*Istruzioni*.
1 > Riscrivi il testo su Martine Franck, tutto da "Di circa trent’anni" fino a "società dei consumi.", sostituendo "guru" con "maestro".
2 > Trasforma in elenco puntato il paragrafo del testo su Martine Franck che comincia con "Nasce ad Anversa", mantenendone i fatti principali.
3 > Prosegui il testo su Martine Franck dopo la sua ultima frase.

*Estratto del testo*.
---+---

Martine Franck

Sensibilità e acume critico costituiscono la cifra stilistica degli scatti di Martine Franck, che riesce a tradurre perfettamente il mondo in una combinazione di bianco e nero.
Nasce ad Anversa nel 1938, ma trascorre la sua infanzia tra Londra e gli Stati Uniti. Eredita dal padre la passione per l’arte, conosce il mondo e studia a Madrid e Parigi, per esordire giovanissima come assistente dei fotografi di Life Magazine Eliot Elisofon e Gjon Mili.
Nel 1970 due eventi segnano la sua vita: l’ingresso nell’agenzia Vu (che abbandonerà dieci anni più tardi, per entrare a far parte della Magnum) e il matrimonio con Henri Cartier-Bresson.
Di circa trent’anni più anziano di lei, Cartier-Bresson in quegli anni è il guru del giornalismo fotografico, l’autobiografia della nazione, di quella Francia scossa dagli eventi del ’68 che i suoi scatti riescono a interpretare in modo critico e analitico, insieme agli altri grandi cambiamenti mondiali: la Guerra Fredda, la crisi missilistica di Cuba, la società dei consumi.
I due si incontrano durante la settimana della moda parigina, si innamorano per poi fondere le rispettive tecniche: l’arte di Martine Franck si gioca al di qua e al di là dell’obiettivo. Diventa modella, quando posa per lui (memorabili le sue elegantissime gambe) e rafforza la sua sensibilità da fotografa, abile com’è nel cogliere il momento di umanità, la speranza negli occhi e il gioco nelle mani.

---+---

*Record di dati*.
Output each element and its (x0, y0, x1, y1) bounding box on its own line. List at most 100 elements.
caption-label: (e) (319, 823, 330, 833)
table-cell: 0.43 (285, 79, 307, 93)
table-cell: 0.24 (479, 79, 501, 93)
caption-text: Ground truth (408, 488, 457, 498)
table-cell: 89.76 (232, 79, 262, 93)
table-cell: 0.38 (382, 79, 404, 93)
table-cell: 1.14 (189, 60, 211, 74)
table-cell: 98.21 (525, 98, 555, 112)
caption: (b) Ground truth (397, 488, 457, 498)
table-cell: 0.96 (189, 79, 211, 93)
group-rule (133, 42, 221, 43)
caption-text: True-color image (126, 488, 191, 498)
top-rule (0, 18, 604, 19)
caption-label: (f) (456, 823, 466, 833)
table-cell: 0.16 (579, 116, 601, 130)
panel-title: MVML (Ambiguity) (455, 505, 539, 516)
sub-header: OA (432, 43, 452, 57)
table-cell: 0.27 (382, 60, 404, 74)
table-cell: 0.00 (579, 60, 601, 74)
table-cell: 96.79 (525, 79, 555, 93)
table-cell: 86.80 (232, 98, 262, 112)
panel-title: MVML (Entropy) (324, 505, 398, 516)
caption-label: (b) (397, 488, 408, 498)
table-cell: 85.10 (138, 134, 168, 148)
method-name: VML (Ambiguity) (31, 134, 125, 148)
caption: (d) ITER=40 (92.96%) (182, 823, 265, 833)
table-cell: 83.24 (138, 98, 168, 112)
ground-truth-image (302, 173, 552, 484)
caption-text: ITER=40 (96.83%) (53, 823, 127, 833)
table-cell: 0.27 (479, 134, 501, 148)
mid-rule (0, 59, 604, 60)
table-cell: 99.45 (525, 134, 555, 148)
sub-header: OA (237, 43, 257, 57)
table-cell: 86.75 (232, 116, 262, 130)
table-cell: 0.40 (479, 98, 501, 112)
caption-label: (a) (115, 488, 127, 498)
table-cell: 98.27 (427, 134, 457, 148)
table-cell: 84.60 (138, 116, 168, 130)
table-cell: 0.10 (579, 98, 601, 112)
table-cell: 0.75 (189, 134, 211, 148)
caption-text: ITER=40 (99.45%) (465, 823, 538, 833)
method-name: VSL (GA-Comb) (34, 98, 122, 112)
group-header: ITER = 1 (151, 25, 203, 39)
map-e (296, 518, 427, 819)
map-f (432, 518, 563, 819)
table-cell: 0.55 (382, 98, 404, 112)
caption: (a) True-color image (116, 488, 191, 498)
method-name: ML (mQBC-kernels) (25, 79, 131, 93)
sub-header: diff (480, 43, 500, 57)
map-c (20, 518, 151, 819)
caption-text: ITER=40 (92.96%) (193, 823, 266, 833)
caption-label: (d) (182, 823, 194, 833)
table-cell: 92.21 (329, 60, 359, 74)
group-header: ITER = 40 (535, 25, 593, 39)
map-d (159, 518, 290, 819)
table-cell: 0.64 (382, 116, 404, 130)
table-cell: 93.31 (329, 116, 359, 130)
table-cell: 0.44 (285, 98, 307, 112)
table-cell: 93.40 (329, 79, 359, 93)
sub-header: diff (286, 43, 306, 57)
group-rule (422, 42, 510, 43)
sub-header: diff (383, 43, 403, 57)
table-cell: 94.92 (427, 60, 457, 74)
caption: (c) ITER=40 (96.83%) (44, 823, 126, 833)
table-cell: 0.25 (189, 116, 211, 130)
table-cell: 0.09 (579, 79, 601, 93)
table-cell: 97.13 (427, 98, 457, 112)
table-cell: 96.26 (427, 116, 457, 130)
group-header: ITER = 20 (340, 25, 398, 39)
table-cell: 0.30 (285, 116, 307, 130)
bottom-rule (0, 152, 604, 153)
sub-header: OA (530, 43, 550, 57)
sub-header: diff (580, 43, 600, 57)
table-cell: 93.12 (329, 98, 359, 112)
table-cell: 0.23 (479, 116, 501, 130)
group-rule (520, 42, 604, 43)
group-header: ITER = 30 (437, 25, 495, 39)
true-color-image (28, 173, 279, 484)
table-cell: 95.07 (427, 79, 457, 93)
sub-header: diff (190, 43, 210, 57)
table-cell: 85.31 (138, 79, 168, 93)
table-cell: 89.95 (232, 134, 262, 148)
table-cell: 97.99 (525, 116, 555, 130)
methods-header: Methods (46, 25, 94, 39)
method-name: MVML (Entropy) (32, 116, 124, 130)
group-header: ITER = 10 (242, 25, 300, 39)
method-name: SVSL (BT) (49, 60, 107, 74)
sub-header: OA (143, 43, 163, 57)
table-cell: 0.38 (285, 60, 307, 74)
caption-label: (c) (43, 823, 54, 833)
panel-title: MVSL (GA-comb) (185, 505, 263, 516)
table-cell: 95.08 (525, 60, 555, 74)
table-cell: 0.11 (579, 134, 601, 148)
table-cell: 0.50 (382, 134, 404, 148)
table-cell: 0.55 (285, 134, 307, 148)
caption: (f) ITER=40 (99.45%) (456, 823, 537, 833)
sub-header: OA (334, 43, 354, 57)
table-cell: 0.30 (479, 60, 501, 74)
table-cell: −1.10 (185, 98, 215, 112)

---+---

*Risultati*.
1 >
Di circa trent’anni più anziano di lei, Cartier-Bresson in quegli anni è il maestro del giornalismo fotografico, l’autobiografia della nazione, di quella Francia scossa dagli eventi del ’68 che i suoi scatti riescono a interpretare in modo critico e analitico, insieme agli altri grandi cambiamenti mondiali: la Guerra Fredda, la crisi missilistica di Cuba, la società dei consumi.

2 >
- Nasce ad Anversa nel 1938.
- Trascorre l'infanzia tra Londra e gli Stati Uniti.
- Eredita dal padre la passione per l'arte.
- Studia a Madrid e Parigi.
- Esordisce giovanissima come assistente di Eliot Elisofon e Gjon Mili, fotografi di Life Magazine.

3 >
I suoi scatti non ritraggono soggetti in posa, ma sono mappe geopolitiche attraverso cui è possibile leggere la storia recente. Immortala paesaggi naturali in cui è visibile la presenza dell’elemento umano: un sentiero, una strada che divide due file di alberi, i tralicci dell’elettricità sono qualcosa di più che ricercate armonie geometriche – sono spunti di riflessione.
Il suo reportage in Cina ritrae paesaggi rurali e mezzi di locomozione che il terzo millennio non ha spazzato via e che convivono con la vanità, catturata nella smorfia di una bambina, sospesi in una dimensione perennemente divisa tra sacro e profano.
E poi ancora lo spettacolo “Le dernier caravansérail” del Théatre du Soleil, in cui condensa tratti somatici di tutte le etnie e un forte messaggio di pace.
Per arrivare alle donne, dalle quali riesce ad estrarre, quasi attraverso un processo di sintesi chimica, la bellezza. Jeanne Moreau pensierosa, con lo sguardo rivolto verso il basso, un’anziana donna che scherza, una madre e una figlia sorridenti, la regista teatrale concentrata sulle prove dello spettacolo.
Martine Franck scompare nel 2012 a causa di una lunga malattia ma, fortunatamente, al di là del tempo e dei limiti umani, sopravvive la sua impetuosa delicatezza.